*Problem details:*
Repeat every record below exactly as it appears.

*Available records:*
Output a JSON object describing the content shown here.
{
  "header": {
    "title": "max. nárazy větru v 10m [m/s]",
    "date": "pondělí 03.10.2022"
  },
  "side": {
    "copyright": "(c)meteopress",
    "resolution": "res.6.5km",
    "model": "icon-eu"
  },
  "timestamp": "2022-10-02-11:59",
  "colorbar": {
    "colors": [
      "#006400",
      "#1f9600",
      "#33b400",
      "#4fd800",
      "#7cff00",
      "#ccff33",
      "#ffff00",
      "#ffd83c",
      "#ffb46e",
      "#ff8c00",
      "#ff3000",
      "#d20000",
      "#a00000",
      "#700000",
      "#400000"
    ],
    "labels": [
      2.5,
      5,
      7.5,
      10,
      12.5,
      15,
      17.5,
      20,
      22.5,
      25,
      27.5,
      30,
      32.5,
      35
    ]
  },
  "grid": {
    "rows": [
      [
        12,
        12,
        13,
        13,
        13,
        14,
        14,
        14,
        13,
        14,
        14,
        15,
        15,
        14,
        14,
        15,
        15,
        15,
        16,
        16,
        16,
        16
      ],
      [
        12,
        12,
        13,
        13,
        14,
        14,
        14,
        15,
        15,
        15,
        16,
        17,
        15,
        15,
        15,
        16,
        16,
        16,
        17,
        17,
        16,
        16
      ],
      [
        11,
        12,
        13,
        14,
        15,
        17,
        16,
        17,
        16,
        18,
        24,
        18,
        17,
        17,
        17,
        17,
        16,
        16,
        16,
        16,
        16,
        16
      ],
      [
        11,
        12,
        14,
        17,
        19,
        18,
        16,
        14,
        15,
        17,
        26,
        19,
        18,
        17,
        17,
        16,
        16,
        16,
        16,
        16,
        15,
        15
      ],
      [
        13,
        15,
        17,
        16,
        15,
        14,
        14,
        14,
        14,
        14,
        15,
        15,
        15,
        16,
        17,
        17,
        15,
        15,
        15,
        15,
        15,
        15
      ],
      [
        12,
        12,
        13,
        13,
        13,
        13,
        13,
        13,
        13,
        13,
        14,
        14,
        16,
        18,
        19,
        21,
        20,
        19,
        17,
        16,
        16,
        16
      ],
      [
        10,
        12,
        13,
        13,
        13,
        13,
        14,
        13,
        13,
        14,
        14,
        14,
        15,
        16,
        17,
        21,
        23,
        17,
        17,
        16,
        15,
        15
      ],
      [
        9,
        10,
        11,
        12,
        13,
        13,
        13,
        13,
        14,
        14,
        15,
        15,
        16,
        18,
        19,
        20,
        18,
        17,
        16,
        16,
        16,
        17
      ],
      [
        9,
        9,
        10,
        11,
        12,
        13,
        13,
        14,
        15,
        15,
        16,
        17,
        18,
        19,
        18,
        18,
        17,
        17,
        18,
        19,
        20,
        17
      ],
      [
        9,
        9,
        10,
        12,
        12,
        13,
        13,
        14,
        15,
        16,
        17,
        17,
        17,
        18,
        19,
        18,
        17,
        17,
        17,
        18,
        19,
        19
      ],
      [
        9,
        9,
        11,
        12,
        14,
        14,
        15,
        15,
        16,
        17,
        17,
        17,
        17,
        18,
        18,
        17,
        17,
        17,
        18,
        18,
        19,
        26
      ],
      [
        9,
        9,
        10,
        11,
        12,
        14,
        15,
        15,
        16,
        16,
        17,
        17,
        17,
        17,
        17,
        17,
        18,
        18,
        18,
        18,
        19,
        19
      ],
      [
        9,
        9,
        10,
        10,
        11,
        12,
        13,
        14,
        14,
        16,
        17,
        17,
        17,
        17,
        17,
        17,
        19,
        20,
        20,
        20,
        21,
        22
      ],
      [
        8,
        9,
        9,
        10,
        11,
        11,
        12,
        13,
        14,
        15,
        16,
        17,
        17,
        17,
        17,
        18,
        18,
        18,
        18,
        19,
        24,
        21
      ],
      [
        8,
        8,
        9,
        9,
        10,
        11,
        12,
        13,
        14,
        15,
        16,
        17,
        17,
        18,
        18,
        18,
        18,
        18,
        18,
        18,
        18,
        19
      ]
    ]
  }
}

*Written solution:*
Output a JSON object describing the content shown here.
{
  "header": {
    "title": "max. nárazy větru v 10m [m/s]",
    "date": "pondělí 03.10.2022"
  },
  "side": {
    "copyright": "(c)meteopress",
    "resolution": "res.6.5km",
    "model": "icon-eu"
  },
  "timestamp": "2022-10-02-11:59",
  "colorbar": {
    "colors": [
      "#006400",
      "#1f9600",
      "#33b400",
      "#4fd800",
      "#7cff00",
      "#ccff33",
      "#ffff00",
      "#ffd83c",
      "#ffb46e",
      "#ff8c00",
      "#ff3000",
      "#d20000",
      "#a00000",
      "#700000",
      "#400000"
    ],
    "labels": [
      2.5,
      5,
      7.5,
      10,
      12.5,
      15,
      17.5,
      20,
      22.5,
      25,
      27.5,
      30,
      32.5,
      35
    ]
  },
  "grid": {
    "rows": [
      [
        12,
        12,
        13,
        13,
        13,
        14,
        14,
        14,
        13,
        14,
        14,
        15,
        15,
        14,
        14,
        15,
        15,
        15,
        16,
        16,
        16,
        16
      ],
      [
        12,
        12,
        13,
        13,
        14,
        14,
        14,
        15,
        15,
        15,
        16,
        17,
        15,
        15,
        15,
        16,
        16,
        16,
        17,
        17,
        16,
        16
      ],
      [
        11,
        12,
        13,
        14,
        15,
        17,
        16,
        17,
        16,
        18,
        24,
        18,
        17,
        17,
        17,
        17,
        16,
        16,
        16,
        16,
        16,
        16
      ],
      [
        11,
        12,
        14,
        17,
        19,
        18,
        16,
        14,
        15,
        17,
        26,
        19,
        18,
        17,
        17,
        16,
        16,
        16,
        16,
        16,
        15,
        15
      ],
      [
        13,
        15,
        17,
        16,
        15,
        14,
        14,
        14,
        14,
        14,
        15,
        15,
        15,
        16,
        17,
        17,
        15,
        15,
        15,
        15,
        15,
        15
      ],
      [
        12,
        12,
        13,
        13,
        13,
        13,
        13,
        13,
        13,
        13,
        14,
        14,
        16,
        18,
        19,
        21,
        20,
        19,
        17,
        16,
        16,
        16
      ],
      [
        10,
        12,
        13,
        13,
        13,
        13,
        14,
        13,
        13,
        14,
        14,
        14,
        15,
        16,
        17,
        21,
        23,
        17,
        17,
        16,
        15,
        15
      ],
      [
        9,
        10,
        11,
        12,
        13,
        13,
        13,
        13,
        14,
        14,
        15,
        15,
        16,
        18,
        19,
        20,
        18,
        17,
        16,
        16,
        16,
        17
      ],
      [
        9,
        9,
        10,
        11,
        12,
        13,
        13,
        14,
        15,
        15,
        16,
        17,
        18,
        19,
        18,
        18,
        17,
        17,
        18,
        19,
        20,
        17
      ],
      [
        9,
        9,
        10,
        12,
        12,
        13,
        13,
        14,
        15,
        16,
        17,
        17,
        17,
        18,
        19,
        18,
        17,
        17,
        17,
        18,
        19,
        19
      ],
      [
        9,
        9,
        11,
        12,
        14,
        14,
        15,
        15,
        16,
        17,
        17,
        17,
        17,
        18,
        18,
        17,
        17,
        17,
        18,
        18,
        19,
        26
      ],
      [
        9,
        9,
        10,
        11,
        12,
        14,
        15,
        15,
        16,
        16,
        17,
        17,
        17,
        17,
        17,
        17,
        18,
        18,
        18,
        18,
        19,
        19
      ],
      [
        9,
        9,
        10,
        10,
        11,
        12,
        13,
        14,
        14,
        16,
        17,
        17,
        17,
        17,
        17,
        17,
        19,
        20,
        20,
        20,
        21,
        22
      ],
      [
        8,
        9,
        9,
        10,
        11,
        11,
        12,
        13,
        14,
        15,
        16,
        17,
        17,
        17,
        17,
        18,
        18,
        18,
        18,
        19,
        24,
        21
      ],
      [
        8,
        8,
        9,
        9,
        10,
        11,
        12,
        13,
        14,
        15,
        16,
        17,
        17,
        18,
        18,
        18,
        18,
        18,
        18,
        18,
        18,
        19
      ]
    ]
  }
}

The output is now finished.